>>>

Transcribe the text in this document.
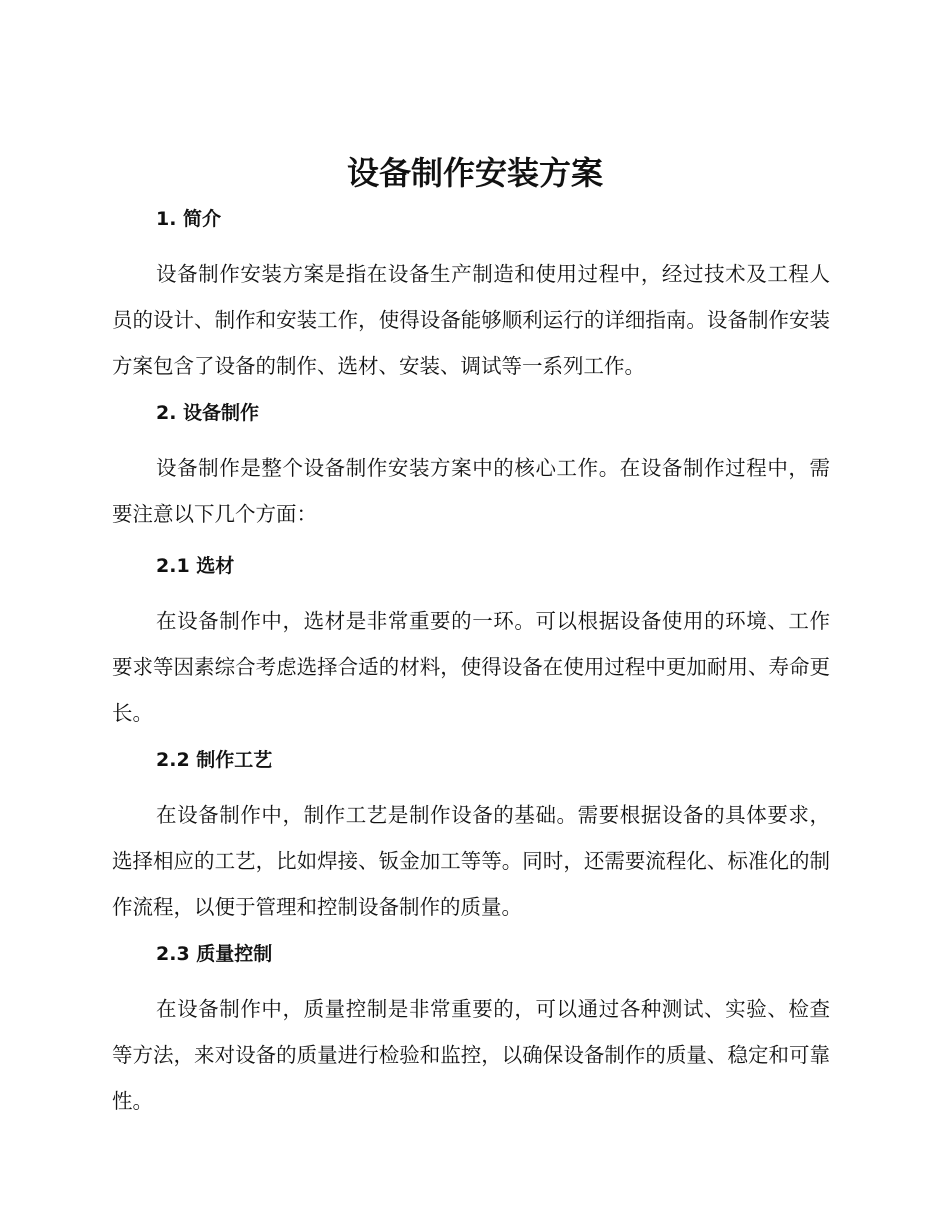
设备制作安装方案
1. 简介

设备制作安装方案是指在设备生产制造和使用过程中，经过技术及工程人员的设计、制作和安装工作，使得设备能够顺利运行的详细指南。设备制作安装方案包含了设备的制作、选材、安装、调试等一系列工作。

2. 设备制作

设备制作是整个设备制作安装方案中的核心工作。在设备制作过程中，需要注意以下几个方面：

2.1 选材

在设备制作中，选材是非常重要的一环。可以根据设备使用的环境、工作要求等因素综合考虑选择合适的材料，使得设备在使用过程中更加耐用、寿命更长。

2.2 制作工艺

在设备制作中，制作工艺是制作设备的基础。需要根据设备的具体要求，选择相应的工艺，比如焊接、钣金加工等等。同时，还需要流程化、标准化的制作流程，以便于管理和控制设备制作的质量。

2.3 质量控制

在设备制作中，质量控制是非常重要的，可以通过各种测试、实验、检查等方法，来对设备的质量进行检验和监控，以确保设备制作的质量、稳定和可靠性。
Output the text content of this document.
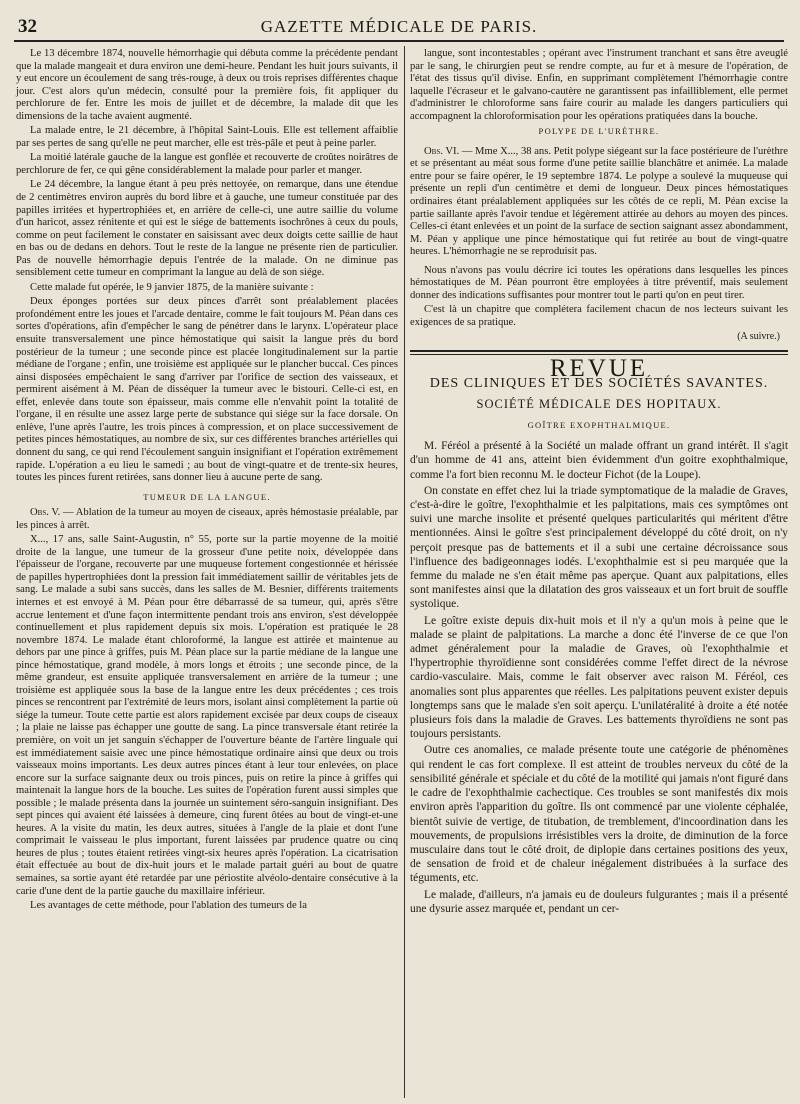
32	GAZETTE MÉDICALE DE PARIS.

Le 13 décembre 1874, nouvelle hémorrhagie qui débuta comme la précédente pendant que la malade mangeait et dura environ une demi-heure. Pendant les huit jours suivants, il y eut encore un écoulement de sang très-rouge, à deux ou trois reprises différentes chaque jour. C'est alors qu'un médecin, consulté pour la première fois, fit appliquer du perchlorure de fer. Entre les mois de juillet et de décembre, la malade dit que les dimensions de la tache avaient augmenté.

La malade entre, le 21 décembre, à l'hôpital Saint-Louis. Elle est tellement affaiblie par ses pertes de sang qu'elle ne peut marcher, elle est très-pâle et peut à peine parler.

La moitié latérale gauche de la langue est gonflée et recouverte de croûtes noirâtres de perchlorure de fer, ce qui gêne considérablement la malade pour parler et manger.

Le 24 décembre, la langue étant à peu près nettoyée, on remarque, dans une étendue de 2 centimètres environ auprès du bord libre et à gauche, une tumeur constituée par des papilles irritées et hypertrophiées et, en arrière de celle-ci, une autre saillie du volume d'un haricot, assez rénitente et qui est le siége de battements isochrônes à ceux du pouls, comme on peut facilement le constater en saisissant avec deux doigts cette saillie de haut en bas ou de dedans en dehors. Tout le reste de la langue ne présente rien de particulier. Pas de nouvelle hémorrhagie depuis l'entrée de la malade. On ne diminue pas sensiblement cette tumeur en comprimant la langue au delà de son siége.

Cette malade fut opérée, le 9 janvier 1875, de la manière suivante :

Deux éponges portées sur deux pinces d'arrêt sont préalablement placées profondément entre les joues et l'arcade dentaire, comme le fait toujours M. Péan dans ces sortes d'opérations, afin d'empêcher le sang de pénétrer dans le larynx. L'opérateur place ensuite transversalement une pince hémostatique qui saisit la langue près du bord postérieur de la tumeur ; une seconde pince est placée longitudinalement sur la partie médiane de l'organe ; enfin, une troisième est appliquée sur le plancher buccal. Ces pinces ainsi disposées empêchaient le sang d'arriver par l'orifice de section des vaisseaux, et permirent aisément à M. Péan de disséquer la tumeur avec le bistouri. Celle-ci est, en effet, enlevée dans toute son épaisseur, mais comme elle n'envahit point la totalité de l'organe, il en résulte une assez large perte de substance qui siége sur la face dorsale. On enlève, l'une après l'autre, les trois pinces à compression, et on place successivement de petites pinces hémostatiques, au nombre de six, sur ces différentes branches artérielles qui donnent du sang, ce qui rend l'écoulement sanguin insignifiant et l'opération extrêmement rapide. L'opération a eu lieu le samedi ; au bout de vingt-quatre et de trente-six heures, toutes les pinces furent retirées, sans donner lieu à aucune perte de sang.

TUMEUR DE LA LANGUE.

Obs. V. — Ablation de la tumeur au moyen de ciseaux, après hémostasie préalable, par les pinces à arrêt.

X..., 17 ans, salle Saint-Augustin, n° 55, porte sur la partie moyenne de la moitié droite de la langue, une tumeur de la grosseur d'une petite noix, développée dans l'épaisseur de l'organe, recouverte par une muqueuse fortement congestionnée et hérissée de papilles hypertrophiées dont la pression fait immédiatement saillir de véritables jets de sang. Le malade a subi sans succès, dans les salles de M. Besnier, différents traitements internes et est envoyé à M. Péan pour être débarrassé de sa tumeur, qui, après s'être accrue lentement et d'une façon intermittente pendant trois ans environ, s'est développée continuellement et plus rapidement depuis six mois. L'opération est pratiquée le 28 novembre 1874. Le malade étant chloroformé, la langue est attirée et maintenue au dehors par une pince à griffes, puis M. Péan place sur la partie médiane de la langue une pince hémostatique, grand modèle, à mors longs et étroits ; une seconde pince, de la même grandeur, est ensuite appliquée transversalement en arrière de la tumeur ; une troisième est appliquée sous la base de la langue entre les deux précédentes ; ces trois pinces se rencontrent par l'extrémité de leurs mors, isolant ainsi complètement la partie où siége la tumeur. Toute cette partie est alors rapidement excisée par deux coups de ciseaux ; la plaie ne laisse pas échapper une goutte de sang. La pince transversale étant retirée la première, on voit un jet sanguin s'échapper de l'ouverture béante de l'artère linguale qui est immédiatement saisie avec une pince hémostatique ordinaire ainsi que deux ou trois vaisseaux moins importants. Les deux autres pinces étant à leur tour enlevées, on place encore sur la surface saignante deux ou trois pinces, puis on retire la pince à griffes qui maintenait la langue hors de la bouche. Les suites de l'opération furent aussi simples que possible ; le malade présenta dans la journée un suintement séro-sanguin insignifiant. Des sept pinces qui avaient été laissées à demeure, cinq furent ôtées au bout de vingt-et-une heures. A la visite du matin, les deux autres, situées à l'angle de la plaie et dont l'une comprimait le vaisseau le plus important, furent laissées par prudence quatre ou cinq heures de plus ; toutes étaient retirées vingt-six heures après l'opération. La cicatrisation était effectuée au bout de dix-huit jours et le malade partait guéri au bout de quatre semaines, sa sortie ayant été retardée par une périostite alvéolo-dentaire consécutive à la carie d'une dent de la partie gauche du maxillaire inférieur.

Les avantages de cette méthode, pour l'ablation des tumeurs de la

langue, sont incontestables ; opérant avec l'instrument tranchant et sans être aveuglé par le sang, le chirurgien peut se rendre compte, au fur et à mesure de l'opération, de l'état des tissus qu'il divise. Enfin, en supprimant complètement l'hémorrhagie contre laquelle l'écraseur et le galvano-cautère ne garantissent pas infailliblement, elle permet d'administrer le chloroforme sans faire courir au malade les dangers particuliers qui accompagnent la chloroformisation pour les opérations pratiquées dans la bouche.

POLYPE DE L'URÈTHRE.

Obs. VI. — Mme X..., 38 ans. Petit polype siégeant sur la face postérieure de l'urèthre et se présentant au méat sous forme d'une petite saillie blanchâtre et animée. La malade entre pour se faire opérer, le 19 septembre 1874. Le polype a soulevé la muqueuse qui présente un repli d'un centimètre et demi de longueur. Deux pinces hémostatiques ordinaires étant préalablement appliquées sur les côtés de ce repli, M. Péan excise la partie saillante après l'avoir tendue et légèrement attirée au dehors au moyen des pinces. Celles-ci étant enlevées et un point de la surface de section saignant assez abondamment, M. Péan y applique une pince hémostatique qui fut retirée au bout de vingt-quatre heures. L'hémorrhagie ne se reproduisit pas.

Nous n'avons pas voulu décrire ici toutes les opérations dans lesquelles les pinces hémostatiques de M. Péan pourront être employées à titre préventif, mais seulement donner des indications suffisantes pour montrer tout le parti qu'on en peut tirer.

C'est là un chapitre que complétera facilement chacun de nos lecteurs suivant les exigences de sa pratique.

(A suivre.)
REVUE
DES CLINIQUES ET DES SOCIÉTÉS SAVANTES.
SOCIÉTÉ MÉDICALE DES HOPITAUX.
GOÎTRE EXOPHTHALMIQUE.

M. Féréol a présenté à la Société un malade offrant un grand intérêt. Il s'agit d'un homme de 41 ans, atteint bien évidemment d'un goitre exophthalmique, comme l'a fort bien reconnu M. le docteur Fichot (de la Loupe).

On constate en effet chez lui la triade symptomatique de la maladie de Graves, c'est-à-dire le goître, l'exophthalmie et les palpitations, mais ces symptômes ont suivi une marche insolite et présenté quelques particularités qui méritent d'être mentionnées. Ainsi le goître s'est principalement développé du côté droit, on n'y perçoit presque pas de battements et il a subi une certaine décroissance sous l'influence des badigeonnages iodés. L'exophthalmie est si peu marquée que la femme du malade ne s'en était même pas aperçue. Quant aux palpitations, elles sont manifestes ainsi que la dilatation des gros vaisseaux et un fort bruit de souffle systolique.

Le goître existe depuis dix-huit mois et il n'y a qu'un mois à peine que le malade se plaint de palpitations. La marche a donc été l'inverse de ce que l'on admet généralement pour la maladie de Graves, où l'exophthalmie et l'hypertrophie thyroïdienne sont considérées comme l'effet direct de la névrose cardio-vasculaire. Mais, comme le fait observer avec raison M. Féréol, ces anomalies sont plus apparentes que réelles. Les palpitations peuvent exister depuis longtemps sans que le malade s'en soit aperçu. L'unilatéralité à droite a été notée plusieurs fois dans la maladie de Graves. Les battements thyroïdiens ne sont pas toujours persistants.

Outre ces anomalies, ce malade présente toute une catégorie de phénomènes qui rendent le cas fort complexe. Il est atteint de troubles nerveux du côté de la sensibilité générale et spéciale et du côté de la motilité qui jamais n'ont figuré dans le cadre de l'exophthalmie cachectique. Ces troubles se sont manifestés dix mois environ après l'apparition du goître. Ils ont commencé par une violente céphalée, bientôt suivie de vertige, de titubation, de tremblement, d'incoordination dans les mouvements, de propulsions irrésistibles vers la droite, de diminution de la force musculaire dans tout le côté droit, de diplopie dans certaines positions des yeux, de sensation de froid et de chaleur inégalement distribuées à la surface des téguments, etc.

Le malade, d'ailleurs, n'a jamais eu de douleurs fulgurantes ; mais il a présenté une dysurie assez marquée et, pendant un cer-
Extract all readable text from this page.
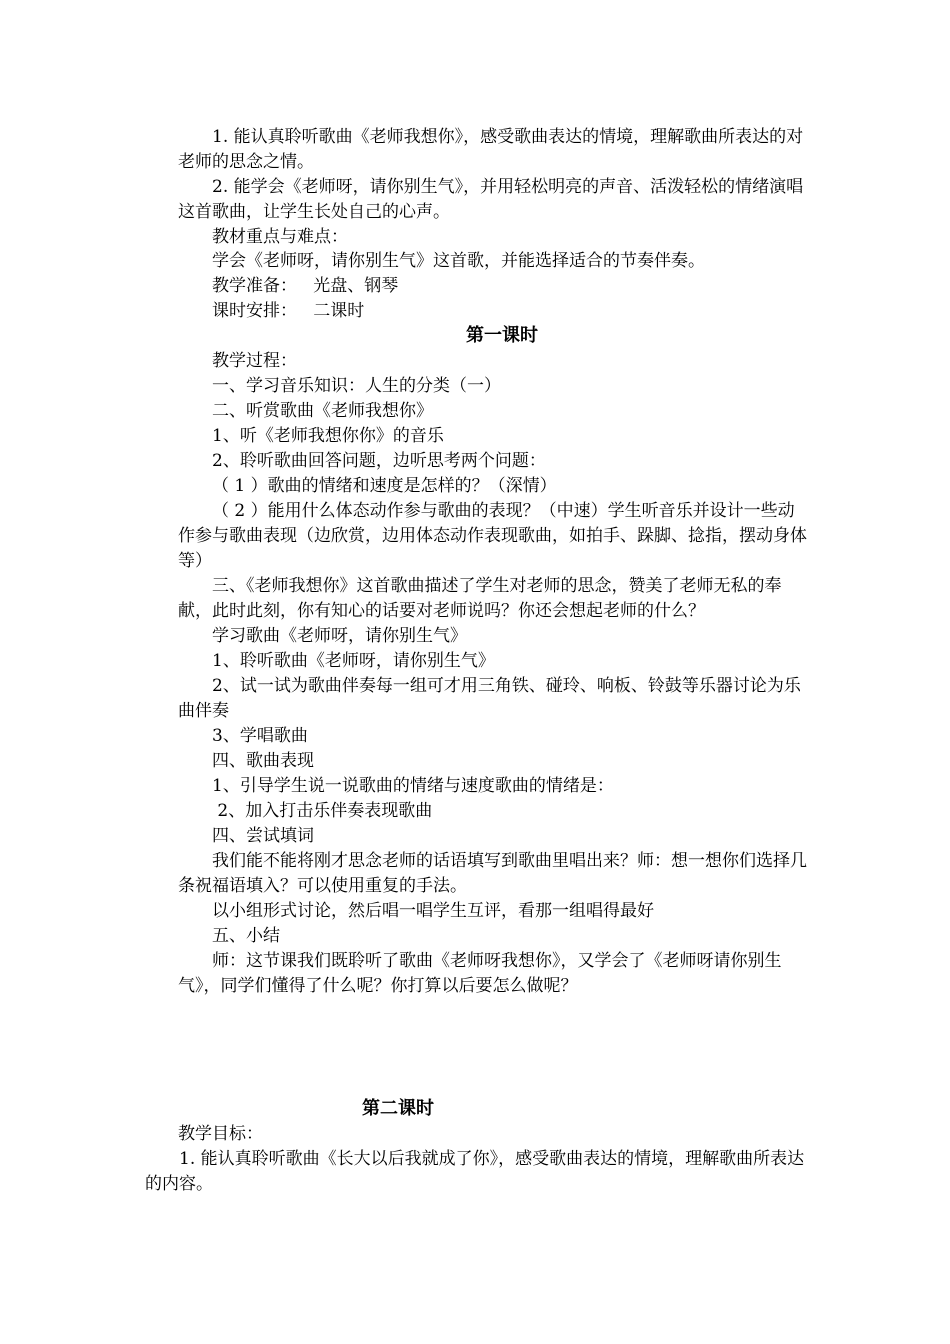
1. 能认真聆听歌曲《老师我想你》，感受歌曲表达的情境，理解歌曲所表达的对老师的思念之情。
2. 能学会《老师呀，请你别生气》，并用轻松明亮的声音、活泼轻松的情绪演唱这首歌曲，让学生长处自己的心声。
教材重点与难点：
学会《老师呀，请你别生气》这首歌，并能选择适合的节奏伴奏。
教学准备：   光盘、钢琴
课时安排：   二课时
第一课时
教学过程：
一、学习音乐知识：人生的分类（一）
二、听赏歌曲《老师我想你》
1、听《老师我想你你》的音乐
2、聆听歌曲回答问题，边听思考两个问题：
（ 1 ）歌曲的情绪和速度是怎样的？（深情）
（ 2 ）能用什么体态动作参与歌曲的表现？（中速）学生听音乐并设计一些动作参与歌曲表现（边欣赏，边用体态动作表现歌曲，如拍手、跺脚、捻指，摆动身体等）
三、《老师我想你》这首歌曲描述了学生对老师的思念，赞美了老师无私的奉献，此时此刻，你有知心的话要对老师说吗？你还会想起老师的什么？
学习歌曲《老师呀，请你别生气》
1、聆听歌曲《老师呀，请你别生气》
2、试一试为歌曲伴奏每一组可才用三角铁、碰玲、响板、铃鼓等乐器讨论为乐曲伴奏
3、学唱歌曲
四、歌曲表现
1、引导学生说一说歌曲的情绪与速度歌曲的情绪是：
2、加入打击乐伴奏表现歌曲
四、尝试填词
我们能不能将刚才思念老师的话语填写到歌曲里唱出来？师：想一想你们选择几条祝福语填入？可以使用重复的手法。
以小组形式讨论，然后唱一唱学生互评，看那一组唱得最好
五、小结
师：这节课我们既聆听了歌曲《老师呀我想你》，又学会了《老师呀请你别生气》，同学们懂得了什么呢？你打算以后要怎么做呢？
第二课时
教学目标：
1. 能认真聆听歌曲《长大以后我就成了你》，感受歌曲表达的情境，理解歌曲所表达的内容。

<<<

_Stated problem_:
Retype the lines exactly as they appear, beginning with the line that contains "Extract all readable text from this page." and ending with the final line of the entries, and omit the pictures.

_Result for this task_:
Extract all readable text from this page.
1. 能认真聆听歌曲《老师我想你》，感受歌曲表达的情境，理解歌曲所表达的对老师的思念之情。
2. 能学会《老师呀，请你别生气》，并用轻松明亮的声音、活泼轻松的情绪演唱这首歌曲，让学生长处自己的心声。
教材重点与难点：
学会《老师呀，请你别生气》这首歌，并能选择适合的节奏伴奏。
教学准备：   光盘、钢琴
课时安排：   二课时
第一课时
教学过程：
一、学习音乐知识：人生的分类（一）
二、听赏歌曲《老师我想你》
1、听《老师我想你你》的音乐
2、聆听歌曲回答问题，边听思考两个问题：
（ 1 ）歌曲的情绪和速度是怎样的？（深情）
（ 2 ）能用什么体态动作参与歌曲的表现？（中速）学生听音乐并设计一些动作参与歌曲表现（边欣赏，边用体态动作表现歌曲，如拍手、跺脚、捻指，摆动身体等）
三、《老师我想你》这首歌曲描述了学生对老师的思念，赞美了老师无私的奉献，此时此刻，你有知心的话要对老师说吗？你还会想起老师的什么？
学习歌曲《老师呀，请你别生气》
1、聆听歌曲《老师呀，请你别生气》
2、试一试为歌曲伴奏每一组可才用三角铁、碰玲、响板、铃鼓等乐器讨论为乐曲伴奏
3、学唱歌曲
四、歌曲表现
1、引导学生说一说歌曲的情绪与速度歌曲的情绪是：
2、加入打击乐伴奏表现歌曲
四、尝试填词
我们能不能将刚才思念老师的话语填写到歌曲里唱出来？师：想一想你们选择几条祝福语填入？可以使用重复的手法。
以小组形式讨论，然后唱一唱学生互评，看那一组唱得最好
五、小结
师：这节课我们既聆听了歌曲《老师呀我想你》，又学会了《老师呀请你别生气》，同学们懂得了什么呢？你打算以后要怎么做呢？
第二课时
教学目标：
1. 能认真聆听歌曲《长大以后我就成了你》，感受歌曲表达的情境，理解歌曲所表达的内容。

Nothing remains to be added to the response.